Data entries
———

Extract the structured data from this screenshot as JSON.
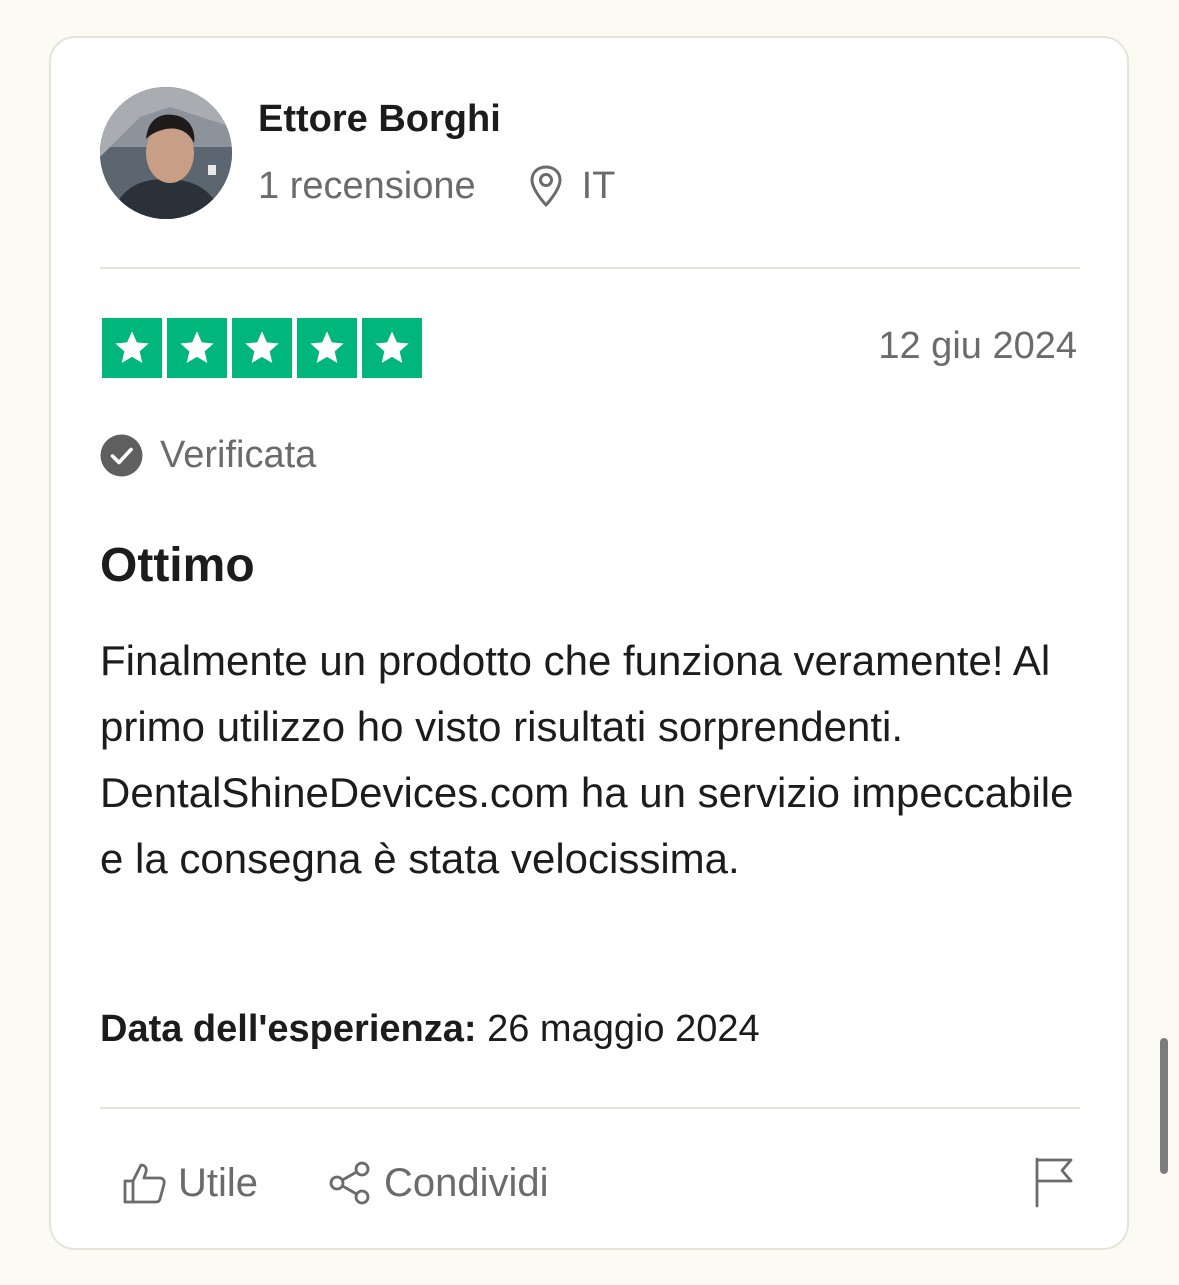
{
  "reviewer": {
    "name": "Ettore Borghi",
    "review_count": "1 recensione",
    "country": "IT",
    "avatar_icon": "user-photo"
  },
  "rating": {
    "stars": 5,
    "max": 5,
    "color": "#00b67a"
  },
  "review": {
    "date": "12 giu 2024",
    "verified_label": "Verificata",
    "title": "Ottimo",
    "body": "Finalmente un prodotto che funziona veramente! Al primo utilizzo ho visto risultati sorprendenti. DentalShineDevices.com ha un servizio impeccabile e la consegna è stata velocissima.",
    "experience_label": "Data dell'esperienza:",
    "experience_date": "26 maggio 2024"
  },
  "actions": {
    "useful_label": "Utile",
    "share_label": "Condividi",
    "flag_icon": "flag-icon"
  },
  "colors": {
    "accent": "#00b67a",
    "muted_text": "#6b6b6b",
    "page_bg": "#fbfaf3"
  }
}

———

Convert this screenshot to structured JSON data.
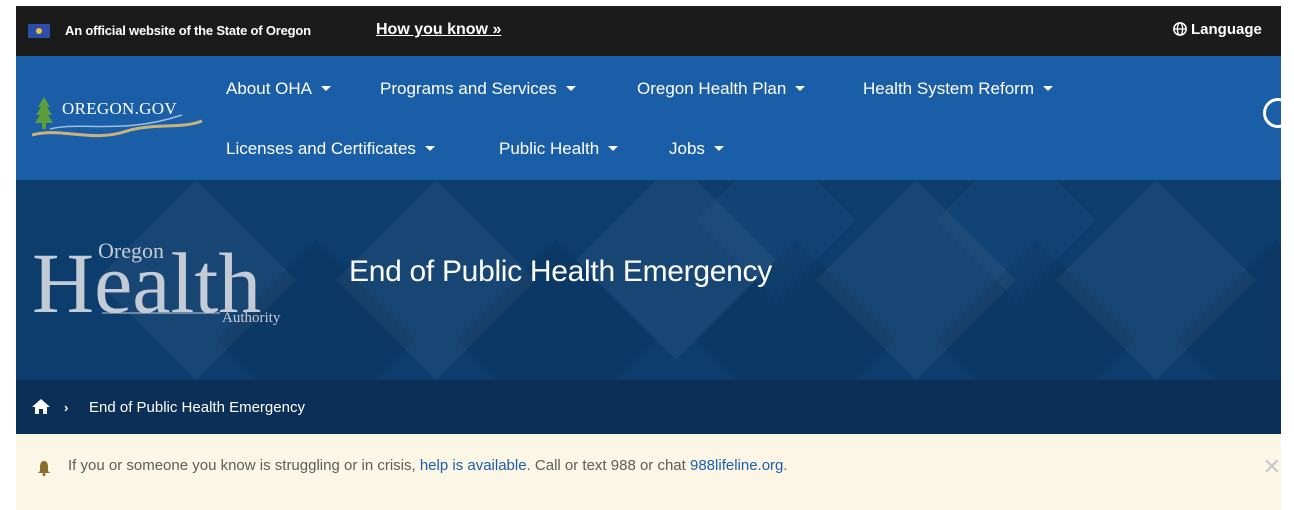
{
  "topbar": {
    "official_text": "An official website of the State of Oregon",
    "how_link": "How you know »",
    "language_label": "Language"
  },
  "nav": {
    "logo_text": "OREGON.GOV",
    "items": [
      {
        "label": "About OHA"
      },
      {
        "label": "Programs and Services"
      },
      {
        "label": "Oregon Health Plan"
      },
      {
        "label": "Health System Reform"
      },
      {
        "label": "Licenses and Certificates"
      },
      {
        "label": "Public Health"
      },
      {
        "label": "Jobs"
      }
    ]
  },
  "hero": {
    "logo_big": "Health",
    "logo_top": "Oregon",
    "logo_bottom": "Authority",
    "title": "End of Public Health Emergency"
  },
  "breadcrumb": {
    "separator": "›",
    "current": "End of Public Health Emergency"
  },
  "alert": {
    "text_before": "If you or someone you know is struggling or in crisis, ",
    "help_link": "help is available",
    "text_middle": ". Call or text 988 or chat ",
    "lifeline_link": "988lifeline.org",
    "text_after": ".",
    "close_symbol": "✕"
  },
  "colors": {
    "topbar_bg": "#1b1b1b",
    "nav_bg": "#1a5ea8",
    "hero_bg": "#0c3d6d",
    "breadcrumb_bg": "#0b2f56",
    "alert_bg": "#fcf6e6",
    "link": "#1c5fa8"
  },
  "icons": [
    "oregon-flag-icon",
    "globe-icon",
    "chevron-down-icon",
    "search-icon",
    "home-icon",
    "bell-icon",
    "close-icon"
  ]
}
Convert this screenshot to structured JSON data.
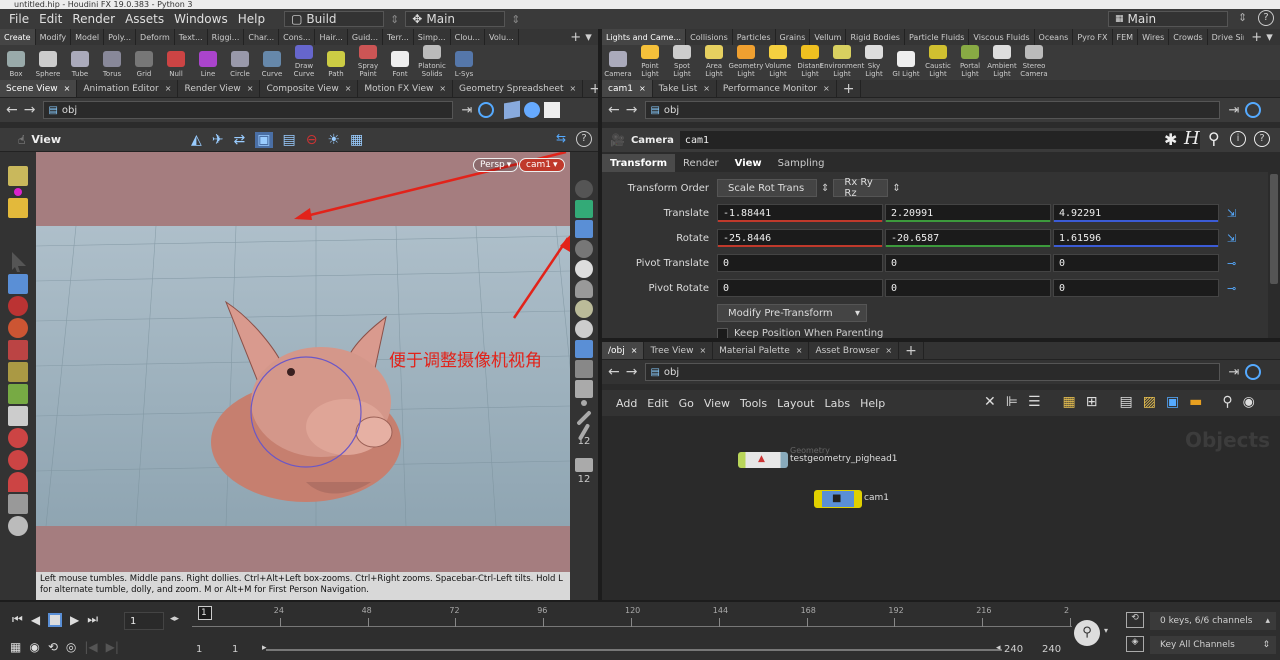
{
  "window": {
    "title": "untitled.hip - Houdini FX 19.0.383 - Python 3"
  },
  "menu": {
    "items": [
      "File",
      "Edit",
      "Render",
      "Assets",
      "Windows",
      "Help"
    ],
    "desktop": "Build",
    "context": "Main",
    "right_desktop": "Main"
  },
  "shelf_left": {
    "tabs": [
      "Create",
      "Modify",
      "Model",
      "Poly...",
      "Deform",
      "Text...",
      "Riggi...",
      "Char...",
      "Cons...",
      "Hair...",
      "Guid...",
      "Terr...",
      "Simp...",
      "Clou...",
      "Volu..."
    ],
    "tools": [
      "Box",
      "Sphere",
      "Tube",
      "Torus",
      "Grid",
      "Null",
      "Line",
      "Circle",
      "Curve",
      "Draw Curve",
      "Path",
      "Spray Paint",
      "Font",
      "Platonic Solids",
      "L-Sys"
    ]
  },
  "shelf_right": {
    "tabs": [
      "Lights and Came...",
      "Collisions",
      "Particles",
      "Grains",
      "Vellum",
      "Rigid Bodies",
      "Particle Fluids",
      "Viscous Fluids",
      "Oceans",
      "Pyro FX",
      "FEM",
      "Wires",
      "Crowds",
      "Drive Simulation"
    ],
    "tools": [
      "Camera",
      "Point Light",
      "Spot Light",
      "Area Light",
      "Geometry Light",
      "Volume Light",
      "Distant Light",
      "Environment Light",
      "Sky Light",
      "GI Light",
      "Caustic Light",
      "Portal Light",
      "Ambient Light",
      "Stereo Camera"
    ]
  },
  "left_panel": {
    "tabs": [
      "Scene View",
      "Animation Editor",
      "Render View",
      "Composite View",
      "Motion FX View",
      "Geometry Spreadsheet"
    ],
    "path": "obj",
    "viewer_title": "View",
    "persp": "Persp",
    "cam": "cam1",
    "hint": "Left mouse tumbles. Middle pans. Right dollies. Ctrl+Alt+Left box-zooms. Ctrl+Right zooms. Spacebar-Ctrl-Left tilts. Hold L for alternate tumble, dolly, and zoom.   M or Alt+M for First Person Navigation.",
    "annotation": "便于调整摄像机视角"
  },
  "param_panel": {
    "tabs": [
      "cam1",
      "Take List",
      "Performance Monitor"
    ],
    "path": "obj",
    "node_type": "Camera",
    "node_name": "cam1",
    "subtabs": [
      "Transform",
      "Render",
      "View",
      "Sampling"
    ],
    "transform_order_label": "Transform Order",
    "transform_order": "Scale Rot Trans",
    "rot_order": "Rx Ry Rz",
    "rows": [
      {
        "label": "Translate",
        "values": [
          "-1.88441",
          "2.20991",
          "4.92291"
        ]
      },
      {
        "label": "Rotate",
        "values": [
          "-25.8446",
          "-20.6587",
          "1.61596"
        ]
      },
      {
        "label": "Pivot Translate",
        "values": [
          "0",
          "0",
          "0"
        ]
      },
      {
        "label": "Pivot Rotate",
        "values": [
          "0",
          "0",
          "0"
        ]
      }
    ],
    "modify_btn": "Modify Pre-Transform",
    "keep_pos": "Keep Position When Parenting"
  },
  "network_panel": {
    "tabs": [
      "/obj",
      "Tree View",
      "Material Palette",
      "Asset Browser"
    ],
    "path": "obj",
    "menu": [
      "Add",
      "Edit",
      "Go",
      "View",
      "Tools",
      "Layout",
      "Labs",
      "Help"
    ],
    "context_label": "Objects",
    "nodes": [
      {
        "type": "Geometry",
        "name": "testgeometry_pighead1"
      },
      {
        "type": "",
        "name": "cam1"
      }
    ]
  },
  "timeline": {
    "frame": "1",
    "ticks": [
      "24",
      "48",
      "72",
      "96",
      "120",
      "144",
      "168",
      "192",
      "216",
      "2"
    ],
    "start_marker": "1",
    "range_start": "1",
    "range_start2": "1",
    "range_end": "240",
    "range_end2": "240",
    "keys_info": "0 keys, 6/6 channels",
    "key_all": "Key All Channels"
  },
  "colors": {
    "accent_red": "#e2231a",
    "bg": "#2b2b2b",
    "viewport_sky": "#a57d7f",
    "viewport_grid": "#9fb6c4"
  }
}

———

» PROBLEM: Pick out every line with the string "Health" and copy it.

» OUTPUT FOR THIS EXERCISE:
        "label": "Oregon Health Plan"
        "label": "Health System Reform"
        "label": "Public Health"
    "logo_big": "Health",
    "title": "End of Public Health Emergency"
    "current": "End of Public Health Emergency"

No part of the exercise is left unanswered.